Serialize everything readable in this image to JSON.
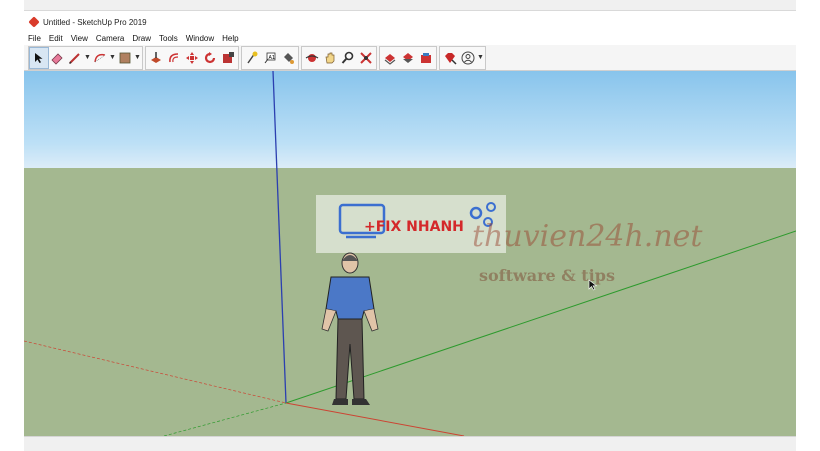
{
  "window": {
    "title": "Untitled - SketchUp Pro 2019"
  },
  "menu": [
    "File",
    "Edit",
    "View",
    "Camera",
    "Draw",
    "Tools",
    "Window",
    "Help"
  ],
  "toolbar": {
    "tools": [
      "select-icon",
      "eraser-icon",
      "pencil-line-icon",
      "arc-icon",
      "rectangle-icon",
      "push-pull-icon",
      "offset-icon",
      "move-icon",
      "rotate-icon",
      "scale-icon",
      "tape-measure-icon",
      "text-icon",
      "paint-bucket-icon",
      "orbit-icon",
      "pan-icon",
      "zoom-icon",
      "zoom-extents-icon",
      "warehouse-icon",
      "extension-icon",
      "component-icon",
      "ruby-icon",
      "account-icon"
    ]
  },
  "watermark": {
    "brand": "+FIX NHANH",
    "site": "thuvien24h.net",
    "tagline": "software & tips"
  },
  "colors": {
    "sky": "#9fd0f0",
    "ground": "#a4b890",
    "accent": "#d4282a"
  }
}
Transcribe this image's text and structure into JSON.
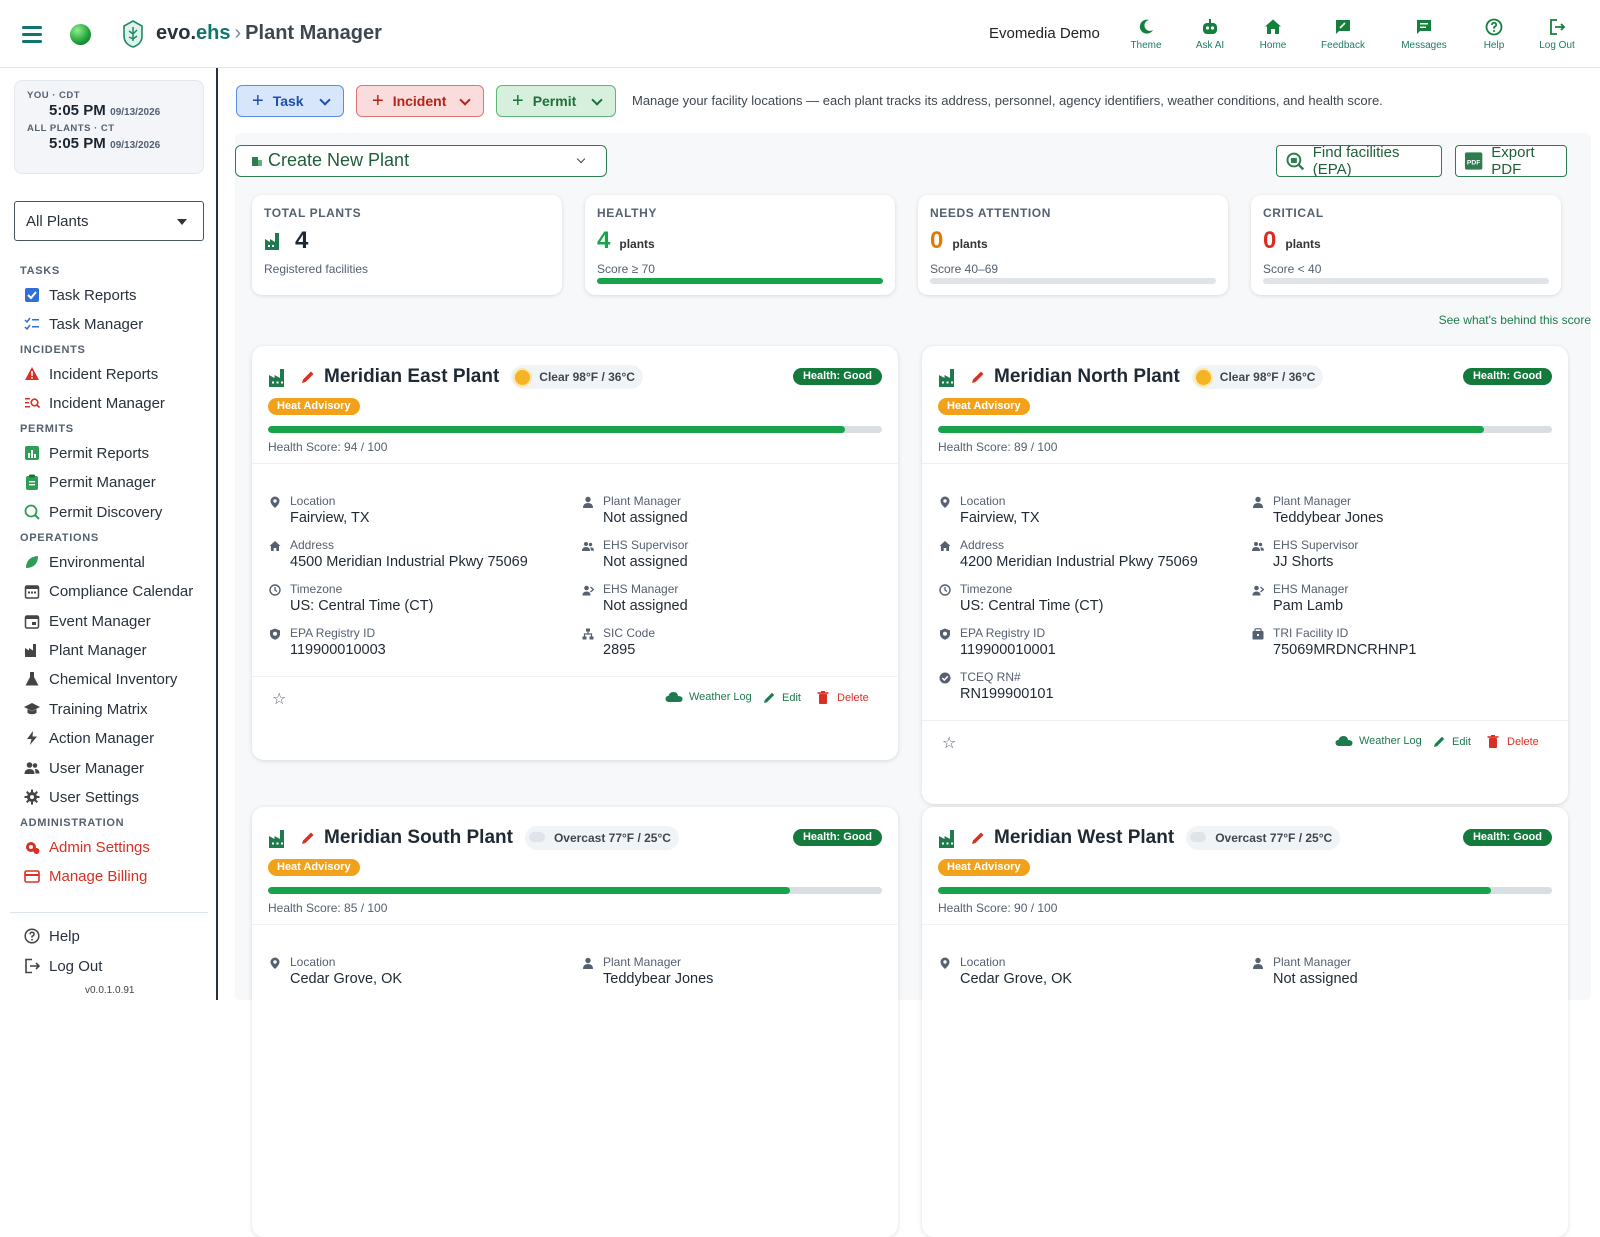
{
  "brand": {
    "evo": "evo.",
    "ehs": "ehs",
    "sep": "›",
    "page": "Plant Manager"
  },
  "org_name": "Evomedia Demo",
  "topnav": [
    {
      "label": "Theme",
      "icon": "moon-icon"
    },
    {
      "label": "Ask AI",
      "icon": "robot-icon"
    },
    {
      "label": "Home",
      "icon": "home-icon"
    },
    {
      "label": "Feedback",
      "icon": "feedback-icon"
    },
    {
      "label": "Messages",
      "icon": "messages-icon"
    },
    {
      "label": "Help",
      "icon": "help-icon"
    },
    {
      "label": "Log Out",
      "icon": "logout-icon"
    }
  ],
  "clock": {
    "you_label": "YOU · CDT",
    "you_time": "5:05 PM",
    "you_date": "09/13/2026",
    "all_label": "ALL PLANTS · CT",
    "all_time": "5:05 PM",
    "all_date": "09/13/2026"
  },
  "plant_selector": {
    "value": "All Plants"
  },
  "sidebar": {
    "tasks": "TASKS",
    "incidents": "INCIDENTS",
    "permits": "PERMITS",
    "operations": "OPERATIONS",
    "administration": "ADMINISTRATION",
    "task_reports": "Task Reports",
    "task_manager": "Task Manager",
    "incident_reports": "Incident Reports",
    "incident_manager": "Incident Manager",
    "permit_reports": "Permit Reports",
    "permit_manager": "Permit Manager",
    "permit_discovery": "Permit Discovery",
    "environmental": "Environmental",
    "compliance_calendar": "Compliance Calendar",
    "event_manager": "Event Manager",
    "plant_manager": "Plant Manager",
    "chemical_inventory": "Chemical Inventory",
    "training_matrix": "Training Matrix",
    "action_manager": "Action Manager",
    "user_manager": "User Manager",
    "user_settings": "User Settings",
    "admin_settings": "Admin Settings",
    "manage_billing": "Manage Billing",
    "help": "Help",
    "logout": "Log Out",
    "version": "v0.0.1.0.91"
  },
  "actions": {
    "task": "Task",
    "incident": "Incident",
    "permit": "Permit"
  },
  "hint": "Manage your facility locations — each plant tracks its address, personnel, agency identifiers, weather conditions, and health score.",
  "toolbar": {
    "create": "Create New Plant",
    "find": "Find facilities (EPA)",
    "export": "Export PDF"
  },
  "stats": {
    "total": {
      "label": "TOTAL PLANTS",
      "value": "4",
      "sub": "Registered facilities"
    },
    "healthy": {
      "label": "HEALTHY",
      "value": "4",
      "unit": "plants",
      "sub": "Score ≥ 70",
      "fill": 1.0
    },
    "attention": {
      "label": "NEEDS ATTENTION",
      "value": "0",
      "unit": "plants",
      "sub": "Score 40–69",
      "fill": 0
    },
    "critical": {
      "label": "CRITICAL",
      "value": "0",
      "unit": "plants",
      "sub": "Score < 40",
      "fill": 0
    }
  },
  "see_score": "See what's behind this score",
  "colors": {
    "good": "#16a34a",
    "warn": "#e07b00",
    "bad": "#d92d20",
    "brand": "#0f766e"
  },
  "cards": [
    {
      "name": "Meridian East Plant",
      "weather": "Clear 98°F / 36°C",
      "weather_icon": "sun-icon",
      "health": "Health: Good",
      "advisory": "Heat Advisory",
      "score_text": "Health Score: 94 / 100",
      "score": 94,
      "fields": [
        {
          "l": "Location",
          "v": "Fairview, TX",
          "icon": "pin-icon"
        },
        {
          "l": "Plant Manager",
          "v": "Not assigned",
          "icon": "person-icon"
        },
        {
          "l": "Address",
          "v": "4500 Meridian Industrial Pkwy 75069",
          "icon": "home-icon"
        },
        {
          "l": "EHS Supervisor",
          "v": "Not assigned",
          "icon": "group-icon"
        },
        {
          "l": "Timezone",
          "v": "US: Central Time (CT)",
          "icon": "clock-icon"
        },
        {
          "l": "EHS Manager",
          "v": "Not assigned",
          "icon": "manager-icon"
        },
        {
          "l": "EPA Registry ID",
          "v": "119900010003",
          "icon": "shield-icon"
        },
        {
          "l": "SIC Code",
          "v": "2895",
          "icon": "sitemap-icon"
        }
      ],
      "weather_log": "Weather Log",
      "edit": "Edit",
      "delete": "Delete"
    },
    {
      "name": "Meridian North Plant",
      "weather": "Clear 98°F / 36°C",
      "weather_icon": "sun-icon",
      "health": "Health: Good",
      "advisory": "Heat Advisory",
      "score_text": "Health Score: 89 / 100",
      "score": 89,
      "fields": [
        {
          "l": "Location",
          "v": "Fairview, TX",
          "icon": "pin-icon"
        },
        {
          "l": "Plant Manager",
          "v": "Teddybear Jones",
          "icon": "person-icon"
        },
        {
          "l": "Address",
          "v": "4200 Meridian Industrial Pkwy 75069",
          "icon": "home-icon"
        },
        {
          "l": "EHS Supervisor",
          "v": "JJ Shorts",
          "icon": "group-icon"
        },
        {
          "l": "Timezone",
          "v": "US: Central Time (CT)",
          "icon": "clock-icon"
        },
        {
          "l": "EHS Manager",
          "v": "Pam Lamb",
          "icon": "manager-icon"
        },
        {
          "l": "EPA Registry ID",
          "v": "119900010001",
          "icon": "shield-icon"
        },
        {
          "l": "TRI Facility ID",
          "v": "75069MRDNCRHNP1",
          "icon": "factory-icon"
        },
        {
          "l": "TCEQ RN#",
          "v": "RN199900101",
          "icon": "check-badge-icon"
        }
      ],
      "weather_log": "Weather Log",
      "edit": "Edit",
      "delete": "Delete"
    },
    {
      "name": "Meridian South Plant",
      "weather": "Overcast 77°F / 25°C",
      "weather_icon": "cloud-icon",
      "health": "Health: Good",
      "advisory": "Heat Advisory",
      "score_text": "Health Score: 85 / 100",
      "score": 85,
      "fields": [
        {
          "l": "Location",
          "v": "Cedar Grove, OK",
          "icon": "pin-icon"
        },
        {
          "l": "Plant Manager",
          "v": "Teddybear Jones",
          "icon": "person-icon"
        }
      ]
    },
    {
      "name": "Meridian West Plant",
      "weather": "Overcast 77°F / 25°C",
      "weather_icon": "cloud-icon",
      "health": "Health: Good",
      "advisory": "Heat Advisory",
      "score_text": "Health Score: 90 / 100",
      "score": 90,
      "fields": [
        {
          "l": "Location",
          "v": "Cedar Grove, OK",
          "icon": "pin-icon"
        },
        {
          "l": "Plant Manager",
          "v": "Not assigned",
          "icon": "person-icon"
        }
      ]
    }
  ]
}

> AIM
Note each line of the entries that has "facilities" in it, and copy those lines.

> RESPONSE TO THE TASK
    "find": "Find facilities (EPA)",
      "sub": "Registered facilities"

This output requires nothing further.